• Exercise description
Copy nothing but the text: reproduce each line of the listing exactly and leave the pictures out.

● ● ● ● ● ● ●

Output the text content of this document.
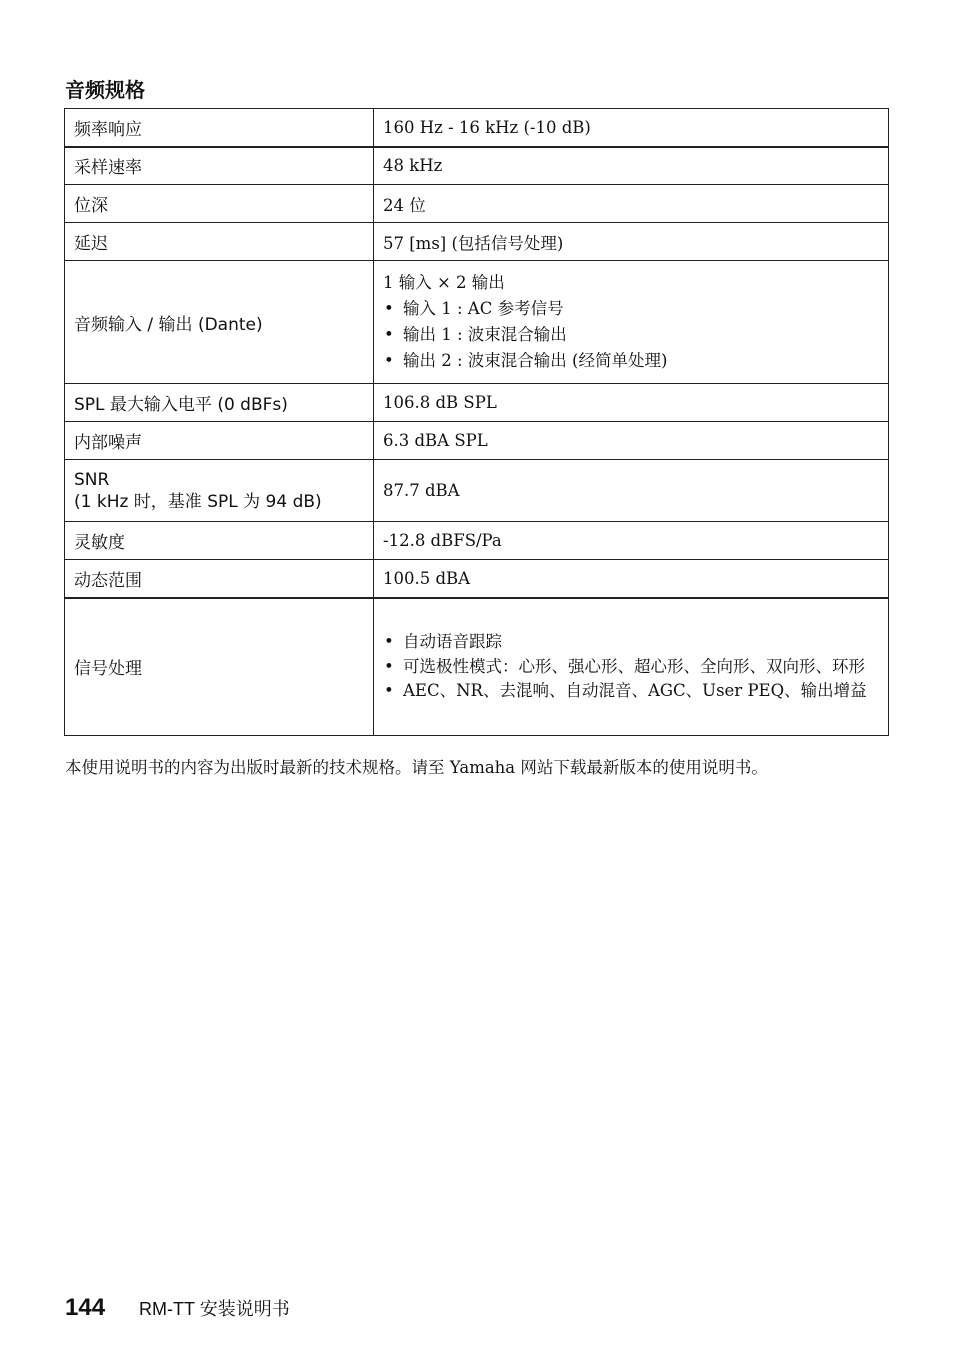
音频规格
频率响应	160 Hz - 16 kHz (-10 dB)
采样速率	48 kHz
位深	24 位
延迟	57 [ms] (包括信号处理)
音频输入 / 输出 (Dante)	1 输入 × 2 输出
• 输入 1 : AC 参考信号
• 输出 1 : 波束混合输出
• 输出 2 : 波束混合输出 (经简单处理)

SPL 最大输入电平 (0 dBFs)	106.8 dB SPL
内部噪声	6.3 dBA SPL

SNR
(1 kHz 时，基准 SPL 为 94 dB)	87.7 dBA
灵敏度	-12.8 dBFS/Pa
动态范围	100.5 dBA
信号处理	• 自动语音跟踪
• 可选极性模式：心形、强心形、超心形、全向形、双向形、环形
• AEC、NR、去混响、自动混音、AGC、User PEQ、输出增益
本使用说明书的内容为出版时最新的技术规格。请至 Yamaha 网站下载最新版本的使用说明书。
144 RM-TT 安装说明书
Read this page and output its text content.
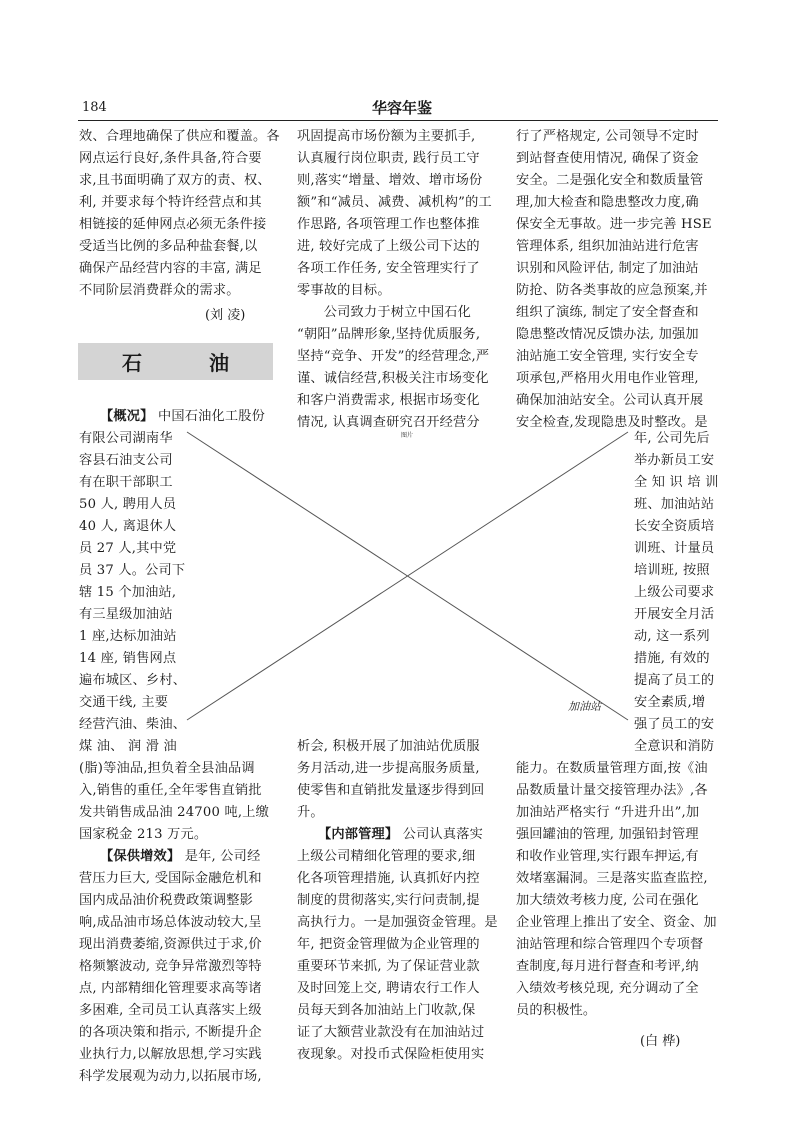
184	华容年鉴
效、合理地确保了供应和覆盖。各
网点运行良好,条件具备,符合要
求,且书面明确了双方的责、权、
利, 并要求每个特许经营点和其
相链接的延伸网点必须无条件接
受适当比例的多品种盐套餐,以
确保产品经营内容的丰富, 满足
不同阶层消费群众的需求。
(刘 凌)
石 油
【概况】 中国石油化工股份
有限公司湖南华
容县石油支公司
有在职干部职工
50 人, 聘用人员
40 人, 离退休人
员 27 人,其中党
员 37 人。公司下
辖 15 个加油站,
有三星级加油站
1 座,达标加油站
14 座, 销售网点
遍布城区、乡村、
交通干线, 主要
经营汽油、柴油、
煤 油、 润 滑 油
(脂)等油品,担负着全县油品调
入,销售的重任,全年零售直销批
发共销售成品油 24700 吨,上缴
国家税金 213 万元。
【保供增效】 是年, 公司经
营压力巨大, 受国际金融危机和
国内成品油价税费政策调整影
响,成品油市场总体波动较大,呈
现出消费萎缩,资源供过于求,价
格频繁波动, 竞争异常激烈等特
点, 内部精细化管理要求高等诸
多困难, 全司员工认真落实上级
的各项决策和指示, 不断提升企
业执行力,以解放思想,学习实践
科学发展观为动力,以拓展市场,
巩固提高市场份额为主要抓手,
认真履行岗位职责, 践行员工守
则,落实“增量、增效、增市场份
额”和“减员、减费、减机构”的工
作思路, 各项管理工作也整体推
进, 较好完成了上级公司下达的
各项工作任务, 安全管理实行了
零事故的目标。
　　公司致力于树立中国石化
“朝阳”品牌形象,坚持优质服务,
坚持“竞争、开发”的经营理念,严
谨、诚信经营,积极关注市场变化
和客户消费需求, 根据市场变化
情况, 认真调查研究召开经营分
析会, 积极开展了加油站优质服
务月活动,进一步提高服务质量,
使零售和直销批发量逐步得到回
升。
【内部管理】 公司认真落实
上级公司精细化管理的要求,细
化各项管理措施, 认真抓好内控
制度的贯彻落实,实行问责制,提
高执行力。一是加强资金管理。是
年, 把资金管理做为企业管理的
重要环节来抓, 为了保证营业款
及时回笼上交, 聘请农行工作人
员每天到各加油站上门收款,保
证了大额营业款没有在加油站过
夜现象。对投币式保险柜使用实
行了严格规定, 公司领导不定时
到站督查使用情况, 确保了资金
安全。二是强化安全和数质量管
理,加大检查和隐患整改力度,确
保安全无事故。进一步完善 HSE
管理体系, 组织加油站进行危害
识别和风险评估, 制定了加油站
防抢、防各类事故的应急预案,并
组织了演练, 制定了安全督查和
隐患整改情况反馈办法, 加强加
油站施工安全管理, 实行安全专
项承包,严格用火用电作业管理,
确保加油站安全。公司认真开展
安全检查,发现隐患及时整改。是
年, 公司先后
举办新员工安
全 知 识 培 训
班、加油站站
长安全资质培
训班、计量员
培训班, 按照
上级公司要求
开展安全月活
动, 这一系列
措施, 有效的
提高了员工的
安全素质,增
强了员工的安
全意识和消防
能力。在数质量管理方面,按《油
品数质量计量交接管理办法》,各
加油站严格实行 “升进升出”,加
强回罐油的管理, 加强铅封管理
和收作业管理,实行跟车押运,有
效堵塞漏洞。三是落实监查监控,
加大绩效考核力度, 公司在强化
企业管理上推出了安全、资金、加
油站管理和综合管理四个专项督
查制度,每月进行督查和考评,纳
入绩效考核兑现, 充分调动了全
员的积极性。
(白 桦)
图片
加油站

● ● ● ● ● ● ●

• Solution to this problem
Output the text content of this document.
音频规格
频率响应	160 Hz - 16 kHz (-10 dB)
采样速率	48 kHz
位深	24 位
延迟	57 [ms] (包括信号处理)
音频输入 / 输出 (Dante)	1 输入 × 2 输出
• 输入 1 : AC 参考信号
• 输出 1 : 波束混合输出
• 输出 2 : 波束混合输出 (经简单处理)

SPL 最大输入电平 (0 dBFs)	106.8 dB SPL
内部噪声	6.3 dBA SPL

SNR
(1 kHz 时，基准 SPL 为 94 dB)	87.7 dBA
灵敏度	-12.8 dBFS/Pa
动态范围	100.5 dBA
信号处理	• 自动语音跟踪
• 可选极性模式：心形、强心形、超心形、全向形、双向形、环形
• AEC、NR、去混响、自动混音、AGC、User PEQ、输出增益
本使用说明书的内容为出版时最新的技术规格。请至 Yamaha 网站下载最新版本的使用说明书。
144 RM-TT 安装说明书
Read this page and output its text content.
184	华容年鉴
效、合理地确保了供应和覆盖。各
网点运行良好,条件具备,符合要
求,且书面明确了双方的责、权、
利, 并要求每个特许经营点和其
相链接的延伸网点必须无条件接
受适当比例的多品种盐套餐,以
确保产品经营内容的丰富, 满足
不同阶层消费群众的需求。
(刘 凌)
石 油
【概况】 中国石油化工股份
有限公司湖南华
容县石油支公司
有在职干部职工
50 人, 聘用人员
40 人, 离退休人
员 27 人,其中党
员 37 人。公司下
辖 15 个加油站,
有三星级加油站
1 座,达标加油站
14 座, 销售网点
遍布城区、乡村、
交通干线, 主要
经营汽油、柴油、
煤 油、 润 滑 油
(脂)等油品,担负着全县油品调
入,销售的重任,全年零售直销批
发共销售成品油 24700 吨,上缴
国家税金 213 万元。
【保供增效】 是年, 公司经
营压力巨大, 受国际金融危机和
国内成品油价税费政策调整影
响,成品油市场总体波动较大,呈
现出消费萎缩,资源供过于求,价
格频繁波动, 竞争异常激烈等特
点, 内部精细化管理要求高等诸
多困难, 全司员工认真落实上级
的各项决策和指示, 不断提升企
业执行力,以解放思想,学习实践
科学发展观为动力,以拓展市场,
巩固提高市场份额为主要抓手,
认真履行岗位职责, 践行员工守
则,落实“增量、增效、增市场份
额”和“减员、减费、减机构”的工
作思路, 各项管理工作也整体推
进, 较好完成了上级公司下达的
各项工作任务, 安全管理实行了
零事故的目标。
　　公司致力于树立中国石化
“朝阳”品牌形象,坚持优质服务,
坚持“竞争、开发”的经营理念,严
谨、诚信经营,积极关注市场变化
和客户消费需求, 根据市场变化
情况, 认真调查研究召开经营分
析会, 积极开展了加油站优质服
务月活动,进一步提高服务质量,
使零售和直销批发量逐步得到回
升。
【内部管理】 公司认真落实
上级公司精细化管理的要求,细
化各项管理措施, 认真抓好内控
制度的贯彻落实,实行问责制,提
高执行力。一是加强资金管理。是
年, 把资金管理做为企业管理的
重要环节来抓, 为了保证营业款
及时回笼上交, 聘请农行工作人
员每天到各加油站上门收款,保
证了大额营业款没有在加油站过
夜现象。对投币式保险柜使用实
行了严格规定, 公司领导不定时
到站督查使用情况, 确保了资金
安全。二是强化安全和数质量管
理,加大检查和隐患整改力度,确
保安全无事故。进一步完善 HSE
管理体系, 组织加油站进行危害
识别和风险评估, 制定了加油站
防抢、防各类事故的应急预案,并
组织了演练, 制定了安全督查和
隐患整改情况反馈办法, 加强加
油站施工安全管理, 实行安全专
项承包,严格用火用电作业管理,
确保加油站安全。公司认真开展
安全检查,发现隐患及时整改。是
年, 公司先后
举办新员工安
全 知 识 培 训
班、加油站站
长安全资质培
训班、计量员
培训班, 按照
上级公司要求
开展安全月活
动, 这一系列
措施, 有效的
提高了员工的
安全素质,增
强了员工的安
全意识和消防
能力。在数质量管理方面,按《油
品数质量计量交接管理办法》,各
加油站严格实行 “升进升出”,加
强回罐油的管理, 加强铅封管理
和收作业管理,实行跟车押运,有
效堵塞漏洞。三是落实监查监控,
加大绩效考核力度, 公司在强化
企业管理上推出了安全、资金、加
油站管理和综合管理四个专项督
查制度,每月进行督查和考评,纳
入绩效考核兑现, 充分调动了全
员的积极性。
(白 桦)
图片
加油站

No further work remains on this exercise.